TO BE DONE: Output every line exactly as written. Leave out pictures.

DATA LINES:

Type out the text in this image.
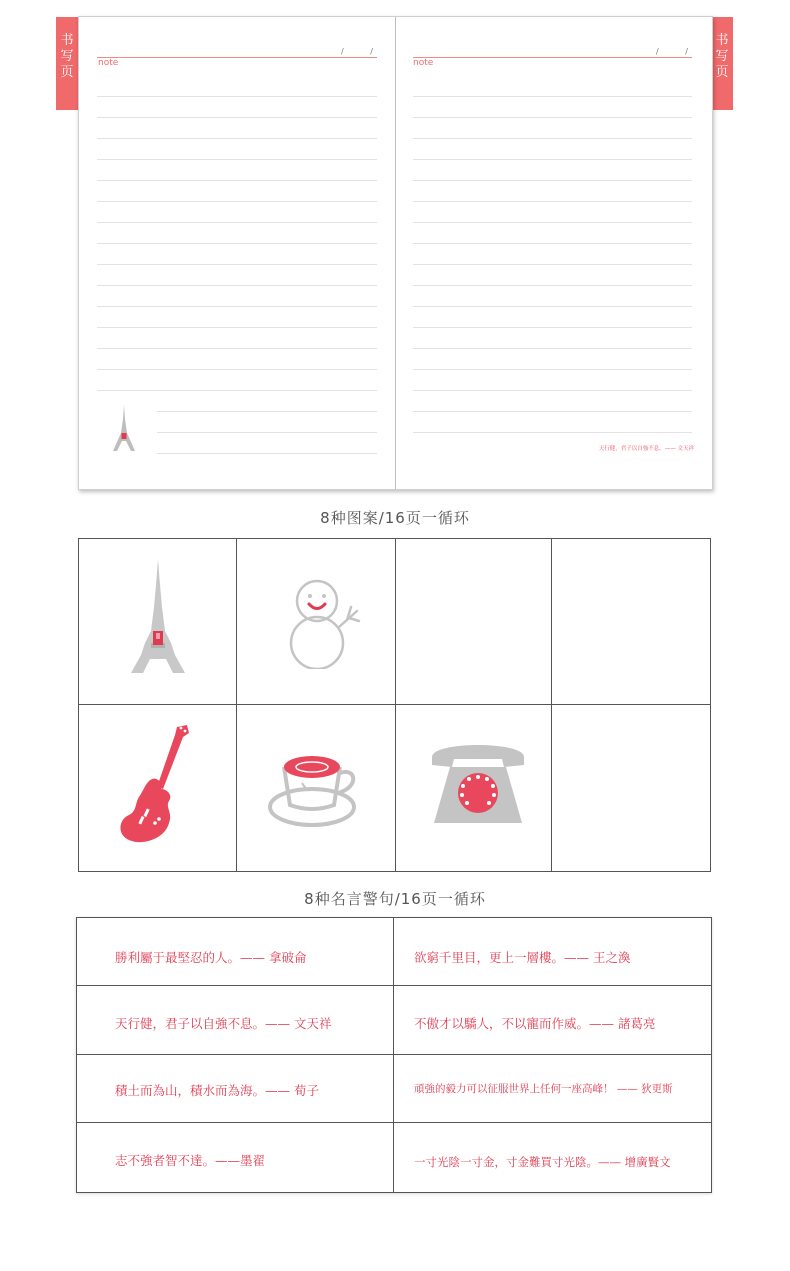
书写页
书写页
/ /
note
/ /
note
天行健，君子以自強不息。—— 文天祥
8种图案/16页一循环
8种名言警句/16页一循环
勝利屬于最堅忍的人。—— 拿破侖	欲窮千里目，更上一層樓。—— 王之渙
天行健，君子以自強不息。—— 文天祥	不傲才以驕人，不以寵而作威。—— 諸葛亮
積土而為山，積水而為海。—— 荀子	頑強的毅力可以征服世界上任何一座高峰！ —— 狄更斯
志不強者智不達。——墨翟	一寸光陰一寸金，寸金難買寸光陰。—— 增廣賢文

RESPONSE TO THIS EXERCISE:
Type out the text in this image.
书写页
书写页
/ /
note
/ /
note
天行健，君子以自強不息。—— 文天祥
8种图案/16页一循环
8种名言警句/16页一循环
勝利屬于最堅忍的人。—— 拿破侖	欲窮千里目，更上一層樓。—— 王之渙
天行健，君子以自強不息。—— 文天祥	不傲才以驕人，不以寵而作威。—— 諸葛亮
積土而為山，積水而為海。—— 荀子	頑強的毅力可以征服世界上任何一座高峰！ —— 狄更斯
志不強者智不達。——墨翟	一寸光陰一寸金，寸金難買寸光陰。—— 增廣賢文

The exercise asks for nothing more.